- [文書本文]:
========
3. CoffeeDecorator 抽象クラス

abstract class CoffeeDecorator implements Coffee {
  protected coffee: Coffee;

  constructor(coffee: Coffee) {
    this.coffee = coffee;
  }

  getDescription(): string {
    return this.coffee.getDescription();
  }

  getCost(): number {
    return this.coffee.getCost();
  }
}
  • デコレーターパターンの基底クラスです。
  • 他のデコレーター(追加機能を持つクラス)を作る際に共通のロジックを提供します。
  • このクラス自体は直接使われず、サブクラスとして機能を追加します。
  • 重要ポイント
    • protected coffee: Coffee により、デコレーターは他のCoffeeオブジェクトをラップ(包む)します。
    • デフォルトでラップしているオブジェクト(coffee)のメソッドをそのまま呼び出します。

4. MilkDecorator クラス

class MilkDecorator extends CoffeeDecorator {
  getDescription(): string {
    return this.coffee.getDescription() + "、ミルク追加";
  }
  getCost(): number {
    return this.coffee.getCost() + 50;
  }
}
  • デコレーターパターンの1つの実装です。
  • コーヒーに「ミルク追加」の説明を付加し、価格に50円を加算します。

5. SugarDecorator クラス

class SugarDecorator extends CoffeeDecorator {
  getDescription(): string {
    return this.coffee.getDescription() + "、砂糖追加";
  }
  getCost(): number {
    return this.coffee.getCost() + 30;
  }
}
  • もう1つのデコレーターパターンの実装です。
  • コーヒーに「砂糖追加」の説明を付加し、価格に30円を加算します。

6. 使用例

const simpleCoffee = new SimpleCoffee();
console.log(simpleCoffee.getDescription() + ": " + simpleCoffee.getCost() + "");

const milkCoffee = new MilkDecorator(simpleCoffee);
console.log(milkCoffee.getDescription() + ": " + milkCoffee.getCost() + "");

const sweetMilkCoffee = new SugarDecorator(milkCoffee);
console.log(sweetMilkCoffee.getDescription() + ": " + sweetMilkCoffee.getCost() + "");
  • SimpleCoffee オブジェクトの作成:

    const simpleCoffee = new SimpleCoffee();
    console.log(simpleCoffee.getDescription() + ": " + simpleCoffee.getCost() + "");
    
    • 結果:
      普通のコーヒー: 300円
      
  • ミルク追加のデコレーターを使用:

    const milkCoffee = new MilkDecorator(simpleCoffee);
    console.log(milkCoffee.getDescription() + ": " + milkCoffee.getCost() + "");
    
    • SimpleCoffeeに「ミルク」を追加。
========
- [保存資料]:
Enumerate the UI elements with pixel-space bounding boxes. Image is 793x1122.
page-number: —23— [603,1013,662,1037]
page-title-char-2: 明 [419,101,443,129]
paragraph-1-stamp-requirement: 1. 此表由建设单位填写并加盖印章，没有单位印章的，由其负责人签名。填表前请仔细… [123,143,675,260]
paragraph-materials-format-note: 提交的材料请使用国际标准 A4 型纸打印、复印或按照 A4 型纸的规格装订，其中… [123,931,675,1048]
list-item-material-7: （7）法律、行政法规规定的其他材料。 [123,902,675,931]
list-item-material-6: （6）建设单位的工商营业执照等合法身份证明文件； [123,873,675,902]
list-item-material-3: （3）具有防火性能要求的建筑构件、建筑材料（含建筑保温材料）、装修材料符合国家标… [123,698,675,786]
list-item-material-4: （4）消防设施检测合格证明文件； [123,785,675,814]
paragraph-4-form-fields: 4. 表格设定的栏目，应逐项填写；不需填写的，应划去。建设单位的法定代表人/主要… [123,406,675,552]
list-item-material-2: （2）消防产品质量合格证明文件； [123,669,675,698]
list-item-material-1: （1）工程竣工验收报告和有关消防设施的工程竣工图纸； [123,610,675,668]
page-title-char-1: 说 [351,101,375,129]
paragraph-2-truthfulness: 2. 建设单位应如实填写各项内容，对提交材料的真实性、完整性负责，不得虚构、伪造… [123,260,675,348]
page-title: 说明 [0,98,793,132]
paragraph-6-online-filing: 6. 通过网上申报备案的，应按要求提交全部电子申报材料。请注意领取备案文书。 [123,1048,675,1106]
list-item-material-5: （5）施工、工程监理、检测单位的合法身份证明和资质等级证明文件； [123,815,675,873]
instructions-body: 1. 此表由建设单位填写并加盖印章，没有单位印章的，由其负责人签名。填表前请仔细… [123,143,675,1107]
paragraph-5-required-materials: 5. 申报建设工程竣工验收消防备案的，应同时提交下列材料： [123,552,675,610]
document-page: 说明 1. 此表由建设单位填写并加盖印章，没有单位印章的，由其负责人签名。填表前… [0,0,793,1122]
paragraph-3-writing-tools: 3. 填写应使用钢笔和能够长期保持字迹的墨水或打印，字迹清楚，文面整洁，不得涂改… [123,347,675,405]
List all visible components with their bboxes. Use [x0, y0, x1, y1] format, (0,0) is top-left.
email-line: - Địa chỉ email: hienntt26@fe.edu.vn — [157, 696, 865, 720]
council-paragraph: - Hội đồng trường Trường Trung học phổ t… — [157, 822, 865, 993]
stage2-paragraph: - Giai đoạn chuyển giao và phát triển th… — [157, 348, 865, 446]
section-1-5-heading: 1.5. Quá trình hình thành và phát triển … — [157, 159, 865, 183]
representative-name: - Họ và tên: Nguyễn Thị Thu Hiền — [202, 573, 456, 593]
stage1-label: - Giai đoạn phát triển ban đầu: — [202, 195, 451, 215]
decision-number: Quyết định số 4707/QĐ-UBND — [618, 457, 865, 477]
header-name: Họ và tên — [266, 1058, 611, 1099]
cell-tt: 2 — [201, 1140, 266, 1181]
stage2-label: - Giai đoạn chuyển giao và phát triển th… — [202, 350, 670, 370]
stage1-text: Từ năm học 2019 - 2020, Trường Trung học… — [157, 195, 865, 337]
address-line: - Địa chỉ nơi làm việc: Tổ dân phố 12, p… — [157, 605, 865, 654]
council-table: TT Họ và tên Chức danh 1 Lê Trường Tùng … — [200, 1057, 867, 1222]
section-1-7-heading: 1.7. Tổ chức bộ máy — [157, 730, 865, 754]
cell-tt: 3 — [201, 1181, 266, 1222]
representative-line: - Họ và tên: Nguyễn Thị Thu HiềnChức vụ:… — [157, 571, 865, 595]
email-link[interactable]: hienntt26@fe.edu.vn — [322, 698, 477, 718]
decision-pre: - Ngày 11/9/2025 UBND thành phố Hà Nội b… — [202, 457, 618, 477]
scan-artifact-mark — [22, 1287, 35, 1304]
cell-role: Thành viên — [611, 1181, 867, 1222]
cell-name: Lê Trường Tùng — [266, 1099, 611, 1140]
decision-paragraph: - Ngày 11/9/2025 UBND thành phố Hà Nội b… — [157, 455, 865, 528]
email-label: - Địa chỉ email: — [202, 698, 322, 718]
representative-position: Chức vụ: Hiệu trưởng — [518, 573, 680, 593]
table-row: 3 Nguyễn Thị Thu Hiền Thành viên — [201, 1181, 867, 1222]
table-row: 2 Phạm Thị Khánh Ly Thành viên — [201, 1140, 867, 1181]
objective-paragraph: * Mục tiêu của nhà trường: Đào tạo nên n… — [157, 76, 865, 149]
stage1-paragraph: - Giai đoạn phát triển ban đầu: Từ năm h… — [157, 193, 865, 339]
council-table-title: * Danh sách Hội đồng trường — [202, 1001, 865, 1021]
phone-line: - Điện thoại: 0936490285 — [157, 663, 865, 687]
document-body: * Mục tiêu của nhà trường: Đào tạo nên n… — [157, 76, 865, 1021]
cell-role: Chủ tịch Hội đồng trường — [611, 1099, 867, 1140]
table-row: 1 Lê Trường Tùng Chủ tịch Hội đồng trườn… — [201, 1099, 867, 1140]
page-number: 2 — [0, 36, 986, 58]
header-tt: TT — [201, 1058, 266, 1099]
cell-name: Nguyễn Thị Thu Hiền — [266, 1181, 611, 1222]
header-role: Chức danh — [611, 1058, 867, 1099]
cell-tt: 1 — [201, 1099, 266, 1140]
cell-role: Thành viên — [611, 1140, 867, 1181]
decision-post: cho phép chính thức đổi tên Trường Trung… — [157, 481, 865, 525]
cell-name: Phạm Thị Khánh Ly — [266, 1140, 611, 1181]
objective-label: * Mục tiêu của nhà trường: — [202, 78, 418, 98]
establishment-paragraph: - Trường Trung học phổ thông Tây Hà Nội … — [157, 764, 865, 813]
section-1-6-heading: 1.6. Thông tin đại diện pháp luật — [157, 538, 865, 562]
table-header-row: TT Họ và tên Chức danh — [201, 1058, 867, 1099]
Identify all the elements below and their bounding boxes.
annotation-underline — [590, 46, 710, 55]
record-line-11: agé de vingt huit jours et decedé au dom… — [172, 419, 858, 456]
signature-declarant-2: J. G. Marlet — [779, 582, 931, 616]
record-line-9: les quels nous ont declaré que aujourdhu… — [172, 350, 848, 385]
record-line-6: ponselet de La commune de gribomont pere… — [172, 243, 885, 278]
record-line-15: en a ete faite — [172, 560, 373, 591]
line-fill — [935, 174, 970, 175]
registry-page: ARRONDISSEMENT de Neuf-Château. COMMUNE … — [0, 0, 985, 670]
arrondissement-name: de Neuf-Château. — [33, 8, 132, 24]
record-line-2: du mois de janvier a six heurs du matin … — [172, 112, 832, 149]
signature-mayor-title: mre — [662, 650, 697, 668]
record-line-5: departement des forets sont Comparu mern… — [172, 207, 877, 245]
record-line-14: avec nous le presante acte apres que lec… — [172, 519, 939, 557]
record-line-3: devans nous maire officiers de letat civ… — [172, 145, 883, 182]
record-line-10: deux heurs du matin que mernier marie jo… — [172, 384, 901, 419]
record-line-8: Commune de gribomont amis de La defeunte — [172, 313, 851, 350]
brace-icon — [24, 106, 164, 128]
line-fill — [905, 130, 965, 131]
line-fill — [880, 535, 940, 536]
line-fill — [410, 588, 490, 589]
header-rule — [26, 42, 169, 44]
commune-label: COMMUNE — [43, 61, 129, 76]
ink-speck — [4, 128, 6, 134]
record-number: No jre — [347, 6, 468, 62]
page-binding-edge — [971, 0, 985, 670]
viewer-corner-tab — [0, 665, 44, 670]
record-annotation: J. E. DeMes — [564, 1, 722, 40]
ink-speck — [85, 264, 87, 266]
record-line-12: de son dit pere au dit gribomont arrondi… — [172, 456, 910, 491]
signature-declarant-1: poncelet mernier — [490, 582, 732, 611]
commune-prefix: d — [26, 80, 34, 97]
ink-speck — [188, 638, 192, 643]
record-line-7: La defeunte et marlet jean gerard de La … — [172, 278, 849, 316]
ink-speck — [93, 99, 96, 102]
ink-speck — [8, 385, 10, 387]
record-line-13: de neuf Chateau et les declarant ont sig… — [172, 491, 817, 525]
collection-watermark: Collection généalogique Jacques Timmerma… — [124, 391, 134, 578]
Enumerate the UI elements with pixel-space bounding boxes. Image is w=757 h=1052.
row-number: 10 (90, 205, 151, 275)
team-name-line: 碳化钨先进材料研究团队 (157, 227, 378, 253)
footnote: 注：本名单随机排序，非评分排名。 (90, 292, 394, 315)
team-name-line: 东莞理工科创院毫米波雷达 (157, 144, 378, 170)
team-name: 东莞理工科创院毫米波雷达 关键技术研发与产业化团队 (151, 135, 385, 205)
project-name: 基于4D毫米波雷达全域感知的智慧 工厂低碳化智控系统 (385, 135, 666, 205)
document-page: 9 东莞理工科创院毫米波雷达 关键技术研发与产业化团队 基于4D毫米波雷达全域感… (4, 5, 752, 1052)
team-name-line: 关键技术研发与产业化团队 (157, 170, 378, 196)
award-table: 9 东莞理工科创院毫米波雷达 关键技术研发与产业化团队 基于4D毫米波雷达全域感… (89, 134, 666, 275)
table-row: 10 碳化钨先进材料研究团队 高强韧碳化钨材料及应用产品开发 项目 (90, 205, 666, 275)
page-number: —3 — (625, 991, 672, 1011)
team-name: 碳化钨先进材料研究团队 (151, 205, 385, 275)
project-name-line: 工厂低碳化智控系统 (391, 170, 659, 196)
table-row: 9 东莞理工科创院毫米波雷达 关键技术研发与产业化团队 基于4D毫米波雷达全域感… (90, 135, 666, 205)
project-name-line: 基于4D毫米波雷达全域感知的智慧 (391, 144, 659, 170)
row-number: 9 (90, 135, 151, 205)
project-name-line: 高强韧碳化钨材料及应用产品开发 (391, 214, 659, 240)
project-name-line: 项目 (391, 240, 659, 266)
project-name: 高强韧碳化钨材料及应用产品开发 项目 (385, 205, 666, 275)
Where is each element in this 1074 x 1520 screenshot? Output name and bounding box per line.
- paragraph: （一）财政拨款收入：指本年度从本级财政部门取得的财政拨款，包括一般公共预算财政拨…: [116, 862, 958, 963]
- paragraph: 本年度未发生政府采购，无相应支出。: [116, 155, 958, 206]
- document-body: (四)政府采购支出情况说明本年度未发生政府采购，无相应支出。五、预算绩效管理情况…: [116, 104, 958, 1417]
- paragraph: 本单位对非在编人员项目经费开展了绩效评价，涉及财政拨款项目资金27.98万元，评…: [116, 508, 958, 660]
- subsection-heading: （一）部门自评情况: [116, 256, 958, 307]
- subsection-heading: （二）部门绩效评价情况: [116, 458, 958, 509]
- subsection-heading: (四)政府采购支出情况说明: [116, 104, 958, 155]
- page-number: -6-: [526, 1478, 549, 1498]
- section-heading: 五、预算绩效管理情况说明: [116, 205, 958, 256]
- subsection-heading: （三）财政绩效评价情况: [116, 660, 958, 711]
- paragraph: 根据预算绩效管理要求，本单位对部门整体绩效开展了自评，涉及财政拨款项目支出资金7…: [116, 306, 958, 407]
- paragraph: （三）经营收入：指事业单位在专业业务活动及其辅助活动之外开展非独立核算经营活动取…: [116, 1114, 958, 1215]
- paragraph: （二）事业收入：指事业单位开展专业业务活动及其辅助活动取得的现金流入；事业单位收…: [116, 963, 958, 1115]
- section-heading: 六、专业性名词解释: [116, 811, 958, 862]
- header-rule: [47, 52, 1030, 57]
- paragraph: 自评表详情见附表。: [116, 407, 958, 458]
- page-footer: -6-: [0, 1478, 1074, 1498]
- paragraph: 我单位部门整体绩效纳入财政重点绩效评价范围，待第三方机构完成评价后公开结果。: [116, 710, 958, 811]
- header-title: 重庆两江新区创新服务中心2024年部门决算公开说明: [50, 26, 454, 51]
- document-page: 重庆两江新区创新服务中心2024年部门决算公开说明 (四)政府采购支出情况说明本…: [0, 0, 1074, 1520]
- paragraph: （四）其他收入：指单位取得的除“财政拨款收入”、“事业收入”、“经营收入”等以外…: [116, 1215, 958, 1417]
========
デコレーターパターンの解説を、最後の行の後から続けて書いてください。 資料はこの作業には関係しない。

- [解答欄]:
    • 結果:
      普通のコーヒー、ミルク追加: 350円
      
  • さらに砂糖を追加:

    const sweetMilkCoffee = new SugarDecorator(milkCoffee);
    console.log(sweetMilkCoffee.getDescription() + ": " + sweetMilkCoffee.getCost() + "");
    
    • ミルク付きコーヒーに「砂糖」を追加。
    • 結果:
      普通のコーヒー、ミルク追加、砂糖追加: 380円
      

ポイント

  1. 柔軟性: デコレーターパターンにより、既存のコードを変更せずに動的に新しい機能を追加可能。
  2. 組み合わせ自由: 複数のデコレーターを順に適用することで、複雑な組み合わせを作れる。
  3. オープン/クローズド原則に従う: 新しいデコレーターを作ることで機能を拡張できるが、既存のクラスには手を加えない。

Decoratorパターンが用いられるケース

機能の動的な追加が必要な場合

具体例: テキストエディタで、基本的なテキスト編集機能に加えて、スペルチェック、自動保存、行番号表示などの機能を必要に応じて追加できるようにする。

継承を使わずに機能拡張をしたい場合

具体例: JavaのI/Oストリームクラス。FileInputStreamBufferedInputStreamDataInputStreamなどのデコレータを重ねることで、様々な機能を持つストリームを作成できる。

まとめ

Decoratorパターンは、オブジェクトに新しい機能を柔軟に追加するための強力なツールです。基本的な機能を持つクラスを作成し、それに様々な「装飾」を加えていくことで、複雑な機能を持つオブジェクトを作り上げることができます。このパターンを使うことで、コードの再利用性が高まり、新しい機能の追加が容易になります。ただし、デコレータを過剰に使用すると、コードが複雑になる可能性があるので注意が必要です。